ENTRIES PROVIDED:
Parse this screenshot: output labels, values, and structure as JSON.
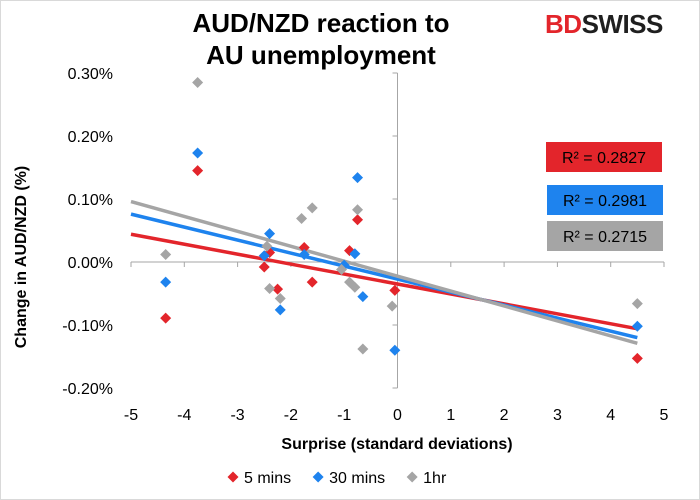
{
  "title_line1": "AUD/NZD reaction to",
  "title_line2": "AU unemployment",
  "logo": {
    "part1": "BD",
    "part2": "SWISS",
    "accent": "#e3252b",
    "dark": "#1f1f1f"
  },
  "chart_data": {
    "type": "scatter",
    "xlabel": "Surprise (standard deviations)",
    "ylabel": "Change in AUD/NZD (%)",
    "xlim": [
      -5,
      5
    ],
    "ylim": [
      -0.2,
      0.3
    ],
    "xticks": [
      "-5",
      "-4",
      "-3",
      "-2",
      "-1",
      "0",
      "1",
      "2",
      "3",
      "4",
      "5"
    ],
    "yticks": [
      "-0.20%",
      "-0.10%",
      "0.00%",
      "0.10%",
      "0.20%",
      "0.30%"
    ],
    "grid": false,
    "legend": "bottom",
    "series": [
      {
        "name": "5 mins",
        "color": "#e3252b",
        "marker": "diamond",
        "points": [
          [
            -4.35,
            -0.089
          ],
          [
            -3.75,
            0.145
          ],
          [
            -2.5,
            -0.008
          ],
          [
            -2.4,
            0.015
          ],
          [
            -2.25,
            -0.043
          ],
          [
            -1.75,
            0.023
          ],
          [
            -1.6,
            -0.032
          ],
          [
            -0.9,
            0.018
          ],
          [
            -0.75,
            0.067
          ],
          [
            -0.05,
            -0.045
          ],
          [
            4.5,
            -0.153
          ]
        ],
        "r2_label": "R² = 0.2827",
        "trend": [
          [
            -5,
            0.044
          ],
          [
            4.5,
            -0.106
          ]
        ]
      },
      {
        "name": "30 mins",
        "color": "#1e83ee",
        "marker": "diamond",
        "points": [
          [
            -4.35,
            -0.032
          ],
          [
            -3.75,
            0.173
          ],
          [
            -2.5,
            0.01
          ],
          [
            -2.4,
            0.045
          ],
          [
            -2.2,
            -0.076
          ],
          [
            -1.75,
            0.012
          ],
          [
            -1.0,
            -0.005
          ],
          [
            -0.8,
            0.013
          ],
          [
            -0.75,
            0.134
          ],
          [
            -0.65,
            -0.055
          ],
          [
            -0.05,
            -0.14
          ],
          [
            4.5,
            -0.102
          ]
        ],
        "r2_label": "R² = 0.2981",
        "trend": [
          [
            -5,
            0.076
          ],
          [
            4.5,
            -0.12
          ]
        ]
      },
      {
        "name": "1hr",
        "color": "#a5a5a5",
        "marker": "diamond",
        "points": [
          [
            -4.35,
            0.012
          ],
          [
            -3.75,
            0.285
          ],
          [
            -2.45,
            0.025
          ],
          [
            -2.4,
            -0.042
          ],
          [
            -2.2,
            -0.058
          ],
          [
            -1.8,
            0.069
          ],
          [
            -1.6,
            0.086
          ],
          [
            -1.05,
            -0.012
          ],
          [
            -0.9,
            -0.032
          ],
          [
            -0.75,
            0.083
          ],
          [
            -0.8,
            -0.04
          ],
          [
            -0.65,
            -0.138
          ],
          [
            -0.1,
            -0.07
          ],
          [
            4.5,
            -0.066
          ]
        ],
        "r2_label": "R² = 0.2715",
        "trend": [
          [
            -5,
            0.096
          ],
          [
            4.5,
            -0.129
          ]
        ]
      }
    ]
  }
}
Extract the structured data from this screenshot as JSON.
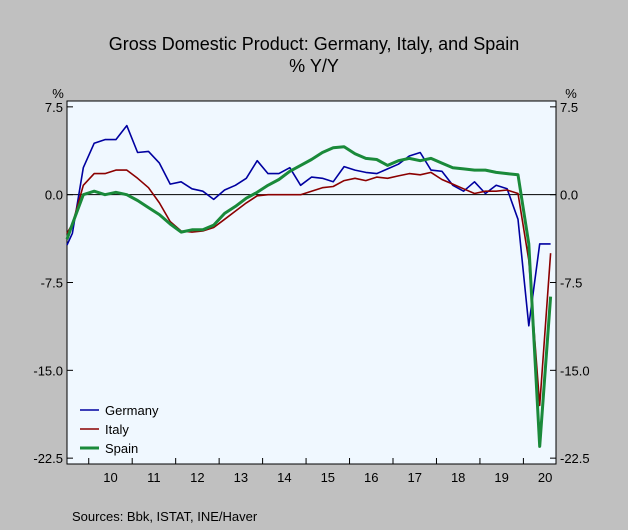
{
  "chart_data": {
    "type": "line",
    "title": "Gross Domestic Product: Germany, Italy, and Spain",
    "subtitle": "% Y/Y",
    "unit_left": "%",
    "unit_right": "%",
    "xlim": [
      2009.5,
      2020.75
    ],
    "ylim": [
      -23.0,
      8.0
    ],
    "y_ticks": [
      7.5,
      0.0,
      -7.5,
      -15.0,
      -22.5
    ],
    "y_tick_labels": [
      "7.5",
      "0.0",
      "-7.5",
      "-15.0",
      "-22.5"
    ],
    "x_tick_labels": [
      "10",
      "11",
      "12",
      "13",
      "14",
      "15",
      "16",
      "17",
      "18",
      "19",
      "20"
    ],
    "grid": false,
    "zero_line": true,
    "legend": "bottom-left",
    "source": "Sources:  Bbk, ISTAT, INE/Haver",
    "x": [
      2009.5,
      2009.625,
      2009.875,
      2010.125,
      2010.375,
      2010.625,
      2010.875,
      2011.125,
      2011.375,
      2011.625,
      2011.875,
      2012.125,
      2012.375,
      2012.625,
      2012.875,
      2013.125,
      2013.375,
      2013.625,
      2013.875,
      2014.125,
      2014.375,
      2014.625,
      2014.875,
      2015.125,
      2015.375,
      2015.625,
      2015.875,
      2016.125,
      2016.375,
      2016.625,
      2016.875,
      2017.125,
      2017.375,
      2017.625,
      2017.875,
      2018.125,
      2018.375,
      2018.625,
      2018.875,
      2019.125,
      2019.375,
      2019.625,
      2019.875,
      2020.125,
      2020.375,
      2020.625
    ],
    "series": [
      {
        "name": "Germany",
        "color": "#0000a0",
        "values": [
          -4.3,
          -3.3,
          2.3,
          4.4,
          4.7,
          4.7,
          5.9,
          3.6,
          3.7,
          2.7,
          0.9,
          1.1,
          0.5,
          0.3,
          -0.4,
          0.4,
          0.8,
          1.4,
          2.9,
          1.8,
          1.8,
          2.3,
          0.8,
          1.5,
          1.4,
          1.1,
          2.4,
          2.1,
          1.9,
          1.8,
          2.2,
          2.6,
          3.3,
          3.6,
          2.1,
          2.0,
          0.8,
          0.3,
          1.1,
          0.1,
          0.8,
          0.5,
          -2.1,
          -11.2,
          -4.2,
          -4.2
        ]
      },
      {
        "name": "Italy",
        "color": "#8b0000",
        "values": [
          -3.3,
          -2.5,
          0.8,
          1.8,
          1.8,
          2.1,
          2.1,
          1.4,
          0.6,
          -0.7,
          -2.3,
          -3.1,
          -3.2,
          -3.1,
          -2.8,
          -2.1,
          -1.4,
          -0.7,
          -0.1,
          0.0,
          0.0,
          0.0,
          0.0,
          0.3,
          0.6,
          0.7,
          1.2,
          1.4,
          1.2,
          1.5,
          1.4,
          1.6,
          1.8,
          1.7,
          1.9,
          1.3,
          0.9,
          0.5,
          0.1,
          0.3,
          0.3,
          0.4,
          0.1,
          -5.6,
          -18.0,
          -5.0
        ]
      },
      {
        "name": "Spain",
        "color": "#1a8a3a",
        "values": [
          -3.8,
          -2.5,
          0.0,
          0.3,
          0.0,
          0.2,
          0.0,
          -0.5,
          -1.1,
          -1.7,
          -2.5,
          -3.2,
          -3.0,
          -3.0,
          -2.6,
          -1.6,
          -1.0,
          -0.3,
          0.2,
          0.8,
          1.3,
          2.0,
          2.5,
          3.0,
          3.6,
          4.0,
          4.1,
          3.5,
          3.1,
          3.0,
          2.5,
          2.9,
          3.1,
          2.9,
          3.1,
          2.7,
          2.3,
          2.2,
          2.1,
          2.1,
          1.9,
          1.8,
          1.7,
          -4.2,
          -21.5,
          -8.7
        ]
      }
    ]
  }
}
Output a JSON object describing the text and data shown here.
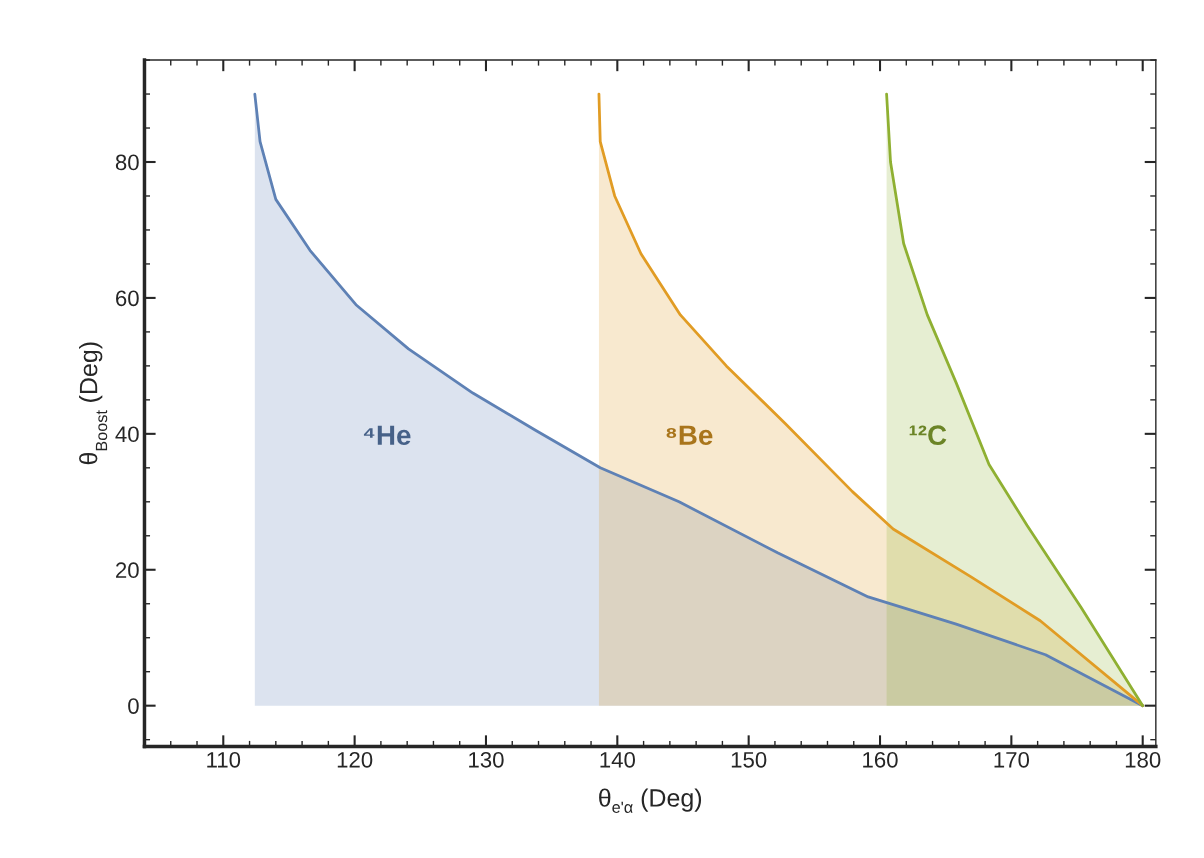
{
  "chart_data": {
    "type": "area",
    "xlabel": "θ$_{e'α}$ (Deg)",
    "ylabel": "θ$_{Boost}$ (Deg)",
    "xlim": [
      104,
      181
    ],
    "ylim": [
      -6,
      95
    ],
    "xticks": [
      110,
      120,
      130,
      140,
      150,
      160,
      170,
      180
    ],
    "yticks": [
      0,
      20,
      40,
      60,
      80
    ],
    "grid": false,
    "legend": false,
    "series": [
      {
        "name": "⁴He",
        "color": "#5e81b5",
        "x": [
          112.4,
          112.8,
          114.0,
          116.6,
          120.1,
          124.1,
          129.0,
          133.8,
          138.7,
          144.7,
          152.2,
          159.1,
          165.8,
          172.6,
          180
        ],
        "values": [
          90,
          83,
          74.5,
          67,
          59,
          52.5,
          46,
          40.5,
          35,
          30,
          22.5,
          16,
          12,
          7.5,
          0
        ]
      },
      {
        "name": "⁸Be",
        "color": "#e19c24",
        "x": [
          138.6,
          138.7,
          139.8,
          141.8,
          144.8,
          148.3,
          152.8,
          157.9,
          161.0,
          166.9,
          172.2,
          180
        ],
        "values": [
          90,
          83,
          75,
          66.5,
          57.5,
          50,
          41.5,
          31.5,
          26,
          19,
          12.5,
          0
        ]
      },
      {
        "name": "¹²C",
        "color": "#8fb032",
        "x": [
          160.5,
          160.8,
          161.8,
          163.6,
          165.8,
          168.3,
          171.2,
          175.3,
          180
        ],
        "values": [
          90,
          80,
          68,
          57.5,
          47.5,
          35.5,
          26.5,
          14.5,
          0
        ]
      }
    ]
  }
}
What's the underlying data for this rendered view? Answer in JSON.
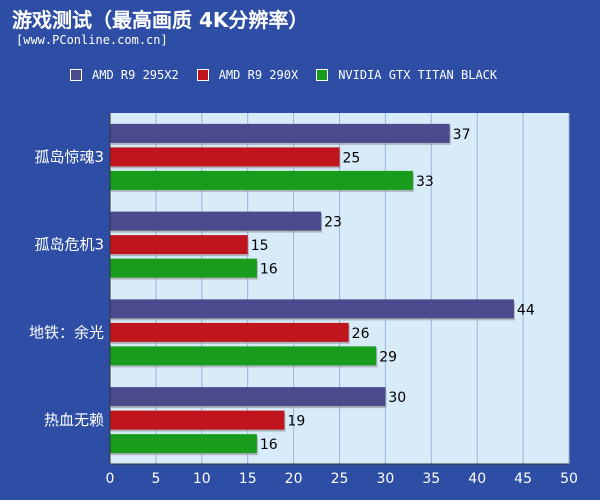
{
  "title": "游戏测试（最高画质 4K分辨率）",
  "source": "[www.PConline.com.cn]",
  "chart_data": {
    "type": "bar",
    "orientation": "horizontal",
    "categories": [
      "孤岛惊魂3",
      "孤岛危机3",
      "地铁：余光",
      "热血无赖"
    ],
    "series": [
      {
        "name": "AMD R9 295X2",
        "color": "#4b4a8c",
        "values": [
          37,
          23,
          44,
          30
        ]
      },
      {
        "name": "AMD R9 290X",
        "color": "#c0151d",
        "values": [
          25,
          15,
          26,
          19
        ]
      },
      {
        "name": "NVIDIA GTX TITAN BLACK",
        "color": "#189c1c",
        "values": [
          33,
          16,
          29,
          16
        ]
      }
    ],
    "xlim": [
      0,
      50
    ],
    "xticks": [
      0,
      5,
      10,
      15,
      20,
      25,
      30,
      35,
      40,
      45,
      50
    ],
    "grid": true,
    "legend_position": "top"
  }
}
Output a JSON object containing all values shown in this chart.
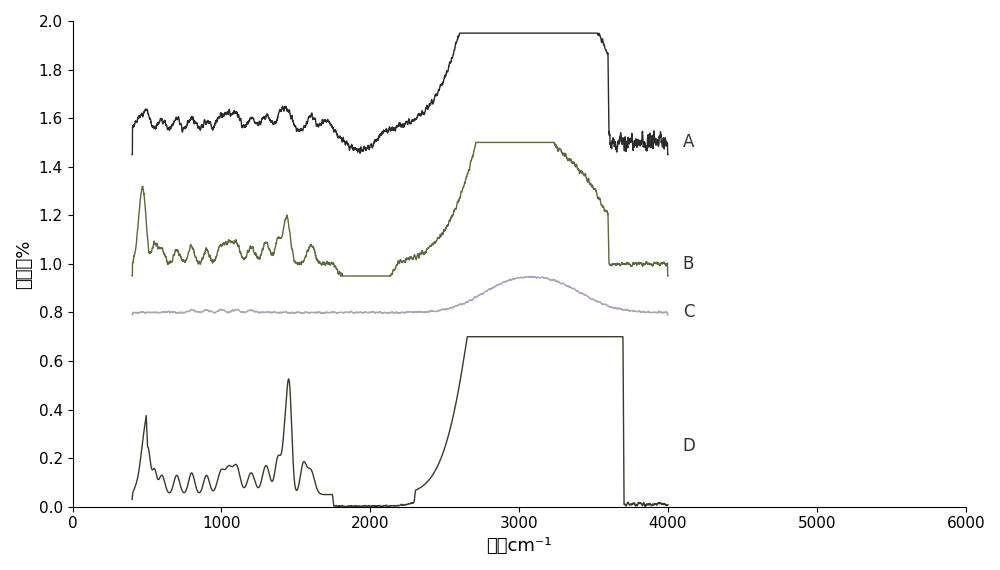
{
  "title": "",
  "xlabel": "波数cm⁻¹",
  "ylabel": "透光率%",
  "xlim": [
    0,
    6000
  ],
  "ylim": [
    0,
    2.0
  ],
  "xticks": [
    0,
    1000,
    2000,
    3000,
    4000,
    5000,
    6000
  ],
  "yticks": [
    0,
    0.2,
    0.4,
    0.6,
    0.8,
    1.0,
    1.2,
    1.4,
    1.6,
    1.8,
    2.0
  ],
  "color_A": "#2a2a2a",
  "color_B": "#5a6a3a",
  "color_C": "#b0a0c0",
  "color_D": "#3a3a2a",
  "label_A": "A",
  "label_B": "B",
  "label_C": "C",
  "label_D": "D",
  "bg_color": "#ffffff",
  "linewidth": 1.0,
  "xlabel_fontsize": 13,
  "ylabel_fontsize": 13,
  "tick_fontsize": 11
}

AIM:
Show the lines where the word "type" appears in the entries.

FINISHED TASK:
    "type": "scatter",
    "type": "line",
    "type": "area",
    "type": "bar",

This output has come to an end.